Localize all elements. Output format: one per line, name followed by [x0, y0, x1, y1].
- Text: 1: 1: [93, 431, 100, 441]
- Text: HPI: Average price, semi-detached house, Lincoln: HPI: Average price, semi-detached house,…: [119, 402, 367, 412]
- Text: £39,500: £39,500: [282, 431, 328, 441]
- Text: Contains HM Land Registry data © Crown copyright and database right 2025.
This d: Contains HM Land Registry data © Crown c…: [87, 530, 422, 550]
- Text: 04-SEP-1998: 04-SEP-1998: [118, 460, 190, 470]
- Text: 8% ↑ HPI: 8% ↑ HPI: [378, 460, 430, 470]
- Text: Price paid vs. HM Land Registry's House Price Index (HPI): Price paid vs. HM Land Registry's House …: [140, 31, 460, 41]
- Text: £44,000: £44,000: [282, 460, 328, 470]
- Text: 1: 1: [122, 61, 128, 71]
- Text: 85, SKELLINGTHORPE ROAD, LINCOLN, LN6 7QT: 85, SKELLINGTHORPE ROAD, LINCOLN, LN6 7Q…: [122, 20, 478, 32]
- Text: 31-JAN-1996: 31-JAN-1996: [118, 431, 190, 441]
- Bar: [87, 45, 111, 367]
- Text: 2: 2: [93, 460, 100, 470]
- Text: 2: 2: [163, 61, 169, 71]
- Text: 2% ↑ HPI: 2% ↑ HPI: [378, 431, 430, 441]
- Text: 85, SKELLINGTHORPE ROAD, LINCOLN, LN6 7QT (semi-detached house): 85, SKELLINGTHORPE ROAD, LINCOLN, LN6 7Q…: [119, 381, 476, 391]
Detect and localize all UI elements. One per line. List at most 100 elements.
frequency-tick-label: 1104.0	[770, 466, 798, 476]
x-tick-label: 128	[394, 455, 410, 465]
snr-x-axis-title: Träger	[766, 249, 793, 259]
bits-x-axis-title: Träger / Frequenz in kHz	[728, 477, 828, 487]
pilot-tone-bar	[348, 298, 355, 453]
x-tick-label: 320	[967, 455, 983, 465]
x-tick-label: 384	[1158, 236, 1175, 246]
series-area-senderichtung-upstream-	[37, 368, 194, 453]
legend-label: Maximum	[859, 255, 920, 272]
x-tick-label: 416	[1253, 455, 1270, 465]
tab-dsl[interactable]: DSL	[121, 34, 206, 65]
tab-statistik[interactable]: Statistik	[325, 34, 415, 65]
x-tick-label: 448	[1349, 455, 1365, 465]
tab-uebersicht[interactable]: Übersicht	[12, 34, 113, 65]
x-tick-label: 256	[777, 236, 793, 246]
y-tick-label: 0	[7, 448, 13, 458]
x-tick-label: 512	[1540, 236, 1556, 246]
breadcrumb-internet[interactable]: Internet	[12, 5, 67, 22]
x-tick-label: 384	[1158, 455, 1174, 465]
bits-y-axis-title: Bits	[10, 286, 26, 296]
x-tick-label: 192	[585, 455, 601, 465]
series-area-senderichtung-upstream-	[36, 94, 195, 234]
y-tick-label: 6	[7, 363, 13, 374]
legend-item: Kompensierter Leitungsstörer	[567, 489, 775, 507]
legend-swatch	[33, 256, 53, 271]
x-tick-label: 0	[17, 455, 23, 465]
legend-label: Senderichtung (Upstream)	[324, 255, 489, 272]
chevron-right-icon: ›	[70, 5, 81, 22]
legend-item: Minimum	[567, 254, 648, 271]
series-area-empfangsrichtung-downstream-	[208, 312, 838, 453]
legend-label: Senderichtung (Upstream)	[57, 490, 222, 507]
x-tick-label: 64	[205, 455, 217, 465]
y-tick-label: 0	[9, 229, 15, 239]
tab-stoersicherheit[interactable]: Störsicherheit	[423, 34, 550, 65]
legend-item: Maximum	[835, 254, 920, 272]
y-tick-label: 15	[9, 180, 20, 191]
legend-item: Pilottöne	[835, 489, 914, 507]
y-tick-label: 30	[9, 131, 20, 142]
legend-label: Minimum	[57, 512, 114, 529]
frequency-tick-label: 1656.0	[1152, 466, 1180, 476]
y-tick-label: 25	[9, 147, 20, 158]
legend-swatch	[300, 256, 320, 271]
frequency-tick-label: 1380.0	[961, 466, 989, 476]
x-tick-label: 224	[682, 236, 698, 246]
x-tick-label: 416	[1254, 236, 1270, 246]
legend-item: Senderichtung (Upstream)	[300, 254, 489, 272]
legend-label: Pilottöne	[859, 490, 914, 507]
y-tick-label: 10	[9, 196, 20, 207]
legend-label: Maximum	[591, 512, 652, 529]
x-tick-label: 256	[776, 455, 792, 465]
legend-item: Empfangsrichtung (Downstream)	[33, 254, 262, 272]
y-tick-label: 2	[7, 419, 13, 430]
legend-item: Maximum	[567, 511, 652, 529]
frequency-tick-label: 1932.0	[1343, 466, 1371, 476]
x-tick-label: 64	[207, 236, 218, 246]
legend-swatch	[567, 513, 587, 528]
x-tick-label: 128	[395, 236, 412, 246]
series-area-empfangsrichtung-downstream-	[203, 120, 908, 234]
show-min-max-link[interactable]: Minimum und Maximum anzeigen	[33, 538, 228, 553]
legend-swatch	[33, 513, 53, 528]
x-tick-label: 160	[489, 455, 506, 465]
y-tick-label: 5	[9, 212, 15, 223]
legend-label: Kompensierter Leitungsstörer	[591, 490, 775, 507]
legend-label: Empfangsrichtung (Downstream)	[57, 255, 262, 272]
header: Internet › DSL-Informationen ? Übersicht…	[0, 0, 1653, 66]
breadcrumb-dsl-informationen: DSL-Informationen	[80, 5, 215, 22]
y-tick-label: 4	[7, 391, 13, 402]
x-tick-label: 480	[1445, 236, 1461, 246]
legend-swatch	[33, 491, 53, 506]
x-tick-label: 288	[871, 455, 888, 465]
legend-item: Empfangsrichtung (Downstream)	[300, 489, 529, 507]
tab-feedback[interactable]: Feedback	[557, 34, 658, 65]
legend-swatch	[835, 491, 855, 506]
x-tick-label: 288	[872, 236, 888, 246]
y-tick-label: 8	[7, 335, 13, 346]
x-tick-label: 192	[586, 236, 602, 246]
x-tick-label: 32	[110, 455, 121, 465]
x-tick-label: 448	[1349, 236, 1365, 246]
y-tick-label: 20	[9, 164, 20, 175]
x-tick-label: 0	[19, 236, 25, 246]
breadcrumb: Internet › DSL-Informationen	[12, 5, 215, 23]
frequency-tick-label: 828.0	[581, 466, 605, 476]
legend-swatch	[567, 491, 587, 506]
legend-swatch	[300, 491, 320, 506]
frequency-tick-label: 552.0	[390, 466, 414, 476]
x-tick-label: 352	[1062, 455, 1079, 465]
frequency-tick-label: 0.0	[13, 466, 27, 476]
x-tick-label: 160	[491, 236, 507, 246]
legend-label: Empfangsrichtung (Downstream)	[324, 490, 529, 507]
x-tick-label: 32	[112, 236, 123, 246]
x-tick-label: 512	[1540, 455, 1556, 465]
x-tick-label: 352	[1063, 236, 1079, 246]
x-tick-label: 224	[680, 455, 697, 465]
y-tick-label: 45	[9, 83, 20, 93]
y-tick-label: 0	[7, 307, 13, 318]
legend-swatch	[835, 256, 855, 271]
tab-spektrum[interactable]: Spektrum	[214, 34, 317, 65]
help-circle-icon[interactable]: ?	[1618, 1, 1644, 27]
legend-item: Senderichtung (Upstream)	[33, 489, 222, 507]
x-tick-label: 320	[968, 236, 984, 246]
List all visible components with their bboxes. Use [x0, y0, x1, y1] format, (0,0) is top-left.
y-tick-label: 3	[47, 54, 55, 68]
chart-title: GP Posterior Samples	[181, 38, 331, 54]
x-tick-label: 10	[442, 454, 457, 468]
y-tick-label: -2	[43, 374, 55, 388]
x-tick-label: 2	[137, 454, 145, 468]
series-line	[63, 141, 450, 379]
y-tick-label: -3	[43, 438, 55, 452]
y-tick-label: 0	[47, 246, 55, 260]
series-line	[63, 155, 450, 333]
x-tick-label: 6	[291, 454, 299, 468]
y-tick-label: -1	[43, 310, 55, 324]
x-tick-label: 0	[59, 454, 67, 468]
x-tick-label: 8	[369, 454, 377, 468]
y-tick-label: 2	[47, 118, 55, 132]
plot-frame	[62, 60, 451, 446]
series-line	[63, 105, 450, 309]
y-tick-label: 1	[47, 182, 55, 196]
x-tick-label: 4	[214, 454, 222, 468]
■ ■ ■ ■ ■
Edit the entries from the beginning through the line containing "236, 1175, 246]" by changing "x-tick-label" to "x-axis-tick" everywhere it occurs, and reproduce only those lines with nothing else altered.

Localize all elements. Output format: one per line, name followed by [x0, y0, x1, y1].
- Text: 1: 1: [93, 431, 100, 441]
- Text: HPI: Average price, semi-detached house, Lincoln: HPI: Average price, semi-detached house,…: [119, 402, 367, 412]
- Text: £39,500: £39,500: [282, 431, 328, 441]
- Text: Contains HM Land Registry data © Crown copyright and database right 2025.
This d: Contains HM Land Registry data © Crown c…: [87, 530, 422, 550]
- Text: 04-SEP-1998: 04-SEP-1998: [118, 460, 190, 470]
- Text: 8% ↑ HPI: 8% ↑ HPI: [378, 460, 430, 470]
- Text: Price paid vs. HM Land Registry's House Price Index (HPI): Price paid vs. HM Land Registry's House …: [140, 31, 460, 41]
- Text: £44,000: £44,000: [282, 460, 328, 470]
- Text: 1: 1: [122, 61, 128, 71]
- Text: 85, SKELLINGTHORPE ROAD, LINCOLN, LN6 7QT: 85, SKELLINGTHORPE ROAD, LINCOLN, LN6 7Q…: [122, 20, 478, 32]
- Text: 31-JAN-1996: 31-JAN-1996: [118, 431, 190, 441]
- Bar: [87, 45, 111, 367]
- Text: 2: 2: [93, 460, 100, 470]
- Text: 2: 2: [163, 61, 169, 71]
- Text: 2% ↑ HPI: 2% ↑ HPI: [378, 431, 430, 441]
- Text: 85, SKELLINGTHORPE ROAD, LINCOLN, LN6 7QT (semi-detached house): 85, SKELLINGTHORPE ROAD, LINCOLN, LN6 7Q…: [119, 381, 476, 391]
Detect and localize all UI elements. One per line. List at most 100 elements.
frequency-tick-label: 1104.0	[770, 466, 798, 476]
x-axis-tick: 128	[394, 455, 410, 465]
snr-x-axis-title: Träger	[766, 249, 793, 259]
bits-x-axis-title: Träger / Frequenz in kHz	[728, 477, 828, 487]
pilot-tone-bar	[348, 298, 355, 453]
x-axis-tick: 320	[967, 455, 983, 465]
x-axis-tick: 384	[1158, 236, 1175, 246]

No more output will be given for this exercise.